*INFORMATION GIVEN*.
** Start **
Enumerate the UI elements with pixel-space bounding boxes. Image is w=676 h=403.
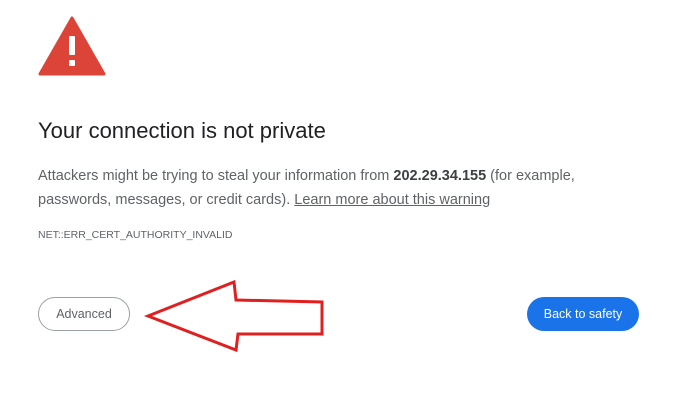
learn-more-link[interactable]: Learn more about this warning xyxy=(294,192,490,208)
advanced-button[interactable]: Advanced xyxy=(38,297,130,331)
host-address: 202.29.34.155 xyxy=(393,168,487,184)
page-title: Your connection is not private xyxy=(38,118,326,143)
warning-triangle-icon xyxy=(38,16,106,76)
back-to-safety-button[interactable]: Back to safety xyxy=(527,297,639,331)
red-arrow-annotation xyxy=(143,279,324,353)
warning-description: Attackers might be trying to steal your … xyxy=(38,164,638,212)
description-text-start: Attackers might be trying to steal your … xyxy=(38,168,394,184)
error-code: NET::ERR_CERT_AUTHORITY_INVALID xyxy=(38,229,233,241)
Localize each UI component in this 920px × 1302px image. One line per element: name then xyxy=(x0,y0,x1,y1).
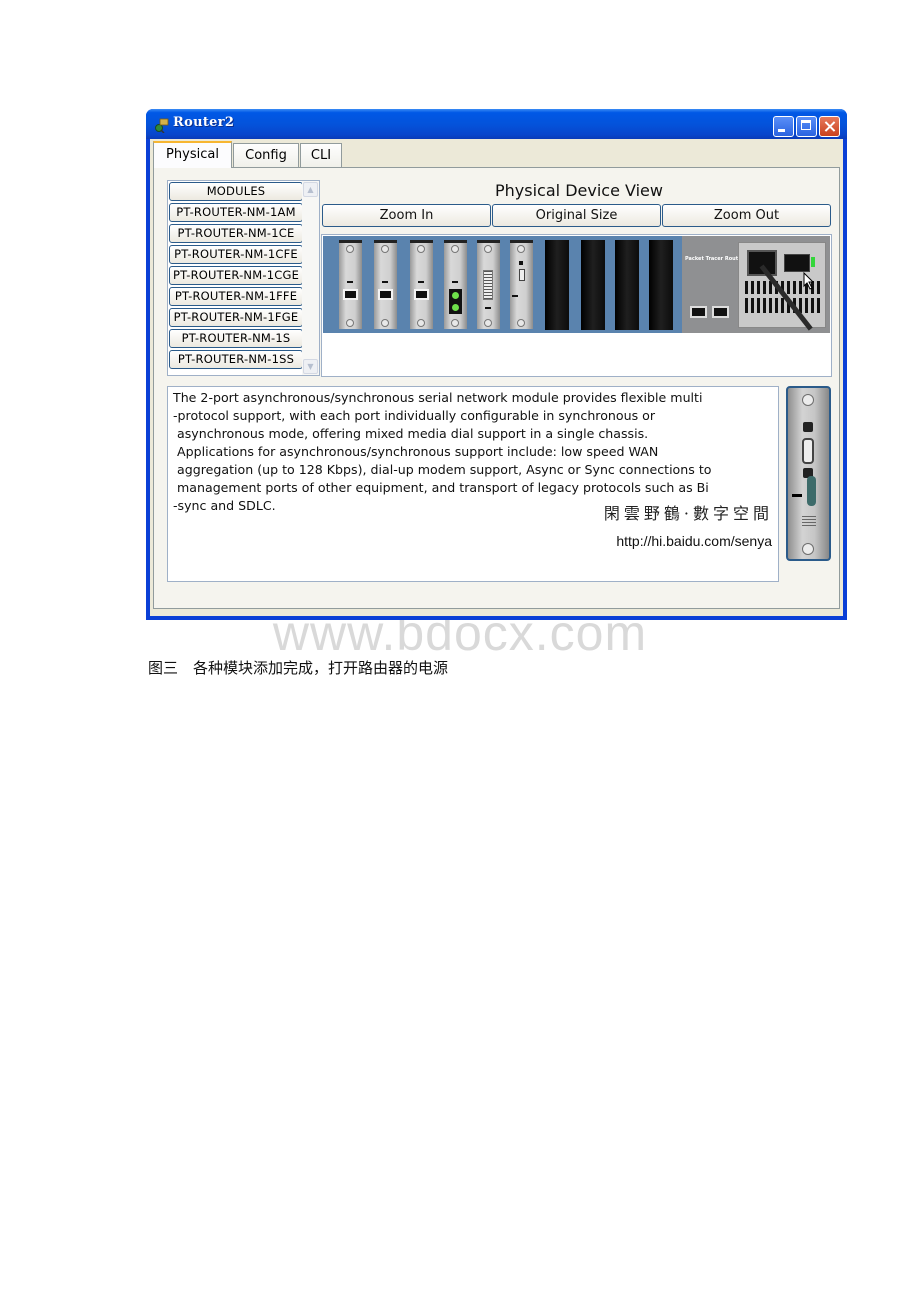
** End **
Return every line of the items above word for word, leaving out the pictures.

*FULL ANSWER*.
Enumerate the UI elements with pixel-space bounding boxes. Image is w=676 h=403.
learn-more-link[interactable]: Learn more about this warning xyxy=(294,192,490,208)
advanced-button[interactable]: Advanced xyxy=(38,297,130,331)
host-address: 202.29.34.155 xyxy=(393,168,487,184)
page-title: Your connection is not private xyxy=(38,118,326,143)
warning-triangle-icon xyxy=(38,16,106,76)
back-to-safety-button[interactable]: Back to safety xyxy=(527,297,639,331)
red-arrow-annotation xyxy=(143,279,324,353)
warning-description: Attackers might be trying to steal your … xyxy=(38,164,638,212)
description-text-start: Attackers might be trying to steal your … xyxy=(38,168,394,184)
error-code: NET::ERR_CERT_AUTHORITY_INVALID xyxy=(38,229,233,241)
Localize each UI component in this 920px × 1302px image. One line per element: name then xyxy=(x0,y0,x1,y1).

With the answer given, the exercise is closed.